■ DATA SUPPLIED

# # # # #

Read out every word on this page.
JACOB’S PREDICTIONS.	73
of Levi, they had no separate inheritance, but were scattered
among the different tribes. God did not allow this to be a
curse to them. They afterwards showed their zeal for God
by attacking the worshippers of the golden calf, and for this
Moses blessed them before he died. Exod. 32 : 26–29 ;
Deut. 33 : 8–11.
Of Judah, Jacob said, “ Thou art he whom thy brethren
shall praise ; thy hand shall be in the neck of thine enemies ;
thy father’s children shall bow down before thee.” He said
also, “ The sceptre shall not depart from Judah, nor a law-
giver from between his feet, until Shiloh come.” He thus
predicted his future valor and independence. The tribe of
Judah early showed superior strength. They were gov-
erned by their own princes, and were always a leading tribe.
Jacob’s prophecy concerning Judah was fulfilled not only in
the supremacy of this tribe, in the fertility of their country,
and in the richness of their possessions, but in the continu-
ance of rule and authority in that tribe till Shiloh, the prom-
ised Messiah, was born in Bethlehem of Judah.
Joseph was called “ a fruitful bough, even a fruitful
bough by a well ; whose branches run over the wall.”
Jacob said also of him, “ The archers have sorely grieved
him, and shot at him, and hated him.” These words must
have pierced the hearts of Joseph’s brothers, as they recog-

# # # # #

■ THE TASK
Every record above must be duplicated exactly.

■ THE ANSWER
Read out every word on this page.
JACOB’S PREDICTIONS.	73
of Levi, they had no separate inheritance, but were scattered
among the different tribes. God did not allow this to be a
curse to them. They afterwards showed their zeal for God
by attacking the worshippers of the golden calf, and for this
Moses blessed them before he died. Exod. 32 : 26–29 ;
Deut. 33 : 8–11.
Of Judah, Jacob said, “ Thou art he whom thy brethren
shall praise ; thy hand shall be in the neck of thine enemies ;
thy father’s children shall bow down before thee.” He said
also, “ The sceptre shall not depart from Judah, nor a law-
giver from between his feet, until Shiloh come.” He thus
predicted his future valor and independence. The tribe of
Judah early showed superior strength. They were gov-
erned by their own princes, and were always a leading tribe.
Jacob’s prophecy concerning Judah was fulfilled not only in
the supremacy of this tribe, in the fertility of their country,
and in the richness of their possessions, but in the continu-
ance of rule and authority in that tribe till Shiloh, the prom-
ised Messiah, was born in Bethlehem of Judah.
Joseph was called “ a fruitful bough, even a fruitful
bough by a well ; whose branches run over the wall.”
Jacob said also of him, “ The archers have sorely grieved
him, and shot at him, and hated him.” These words must
have pierced the hearts of Joseph’s brothers, as they recog-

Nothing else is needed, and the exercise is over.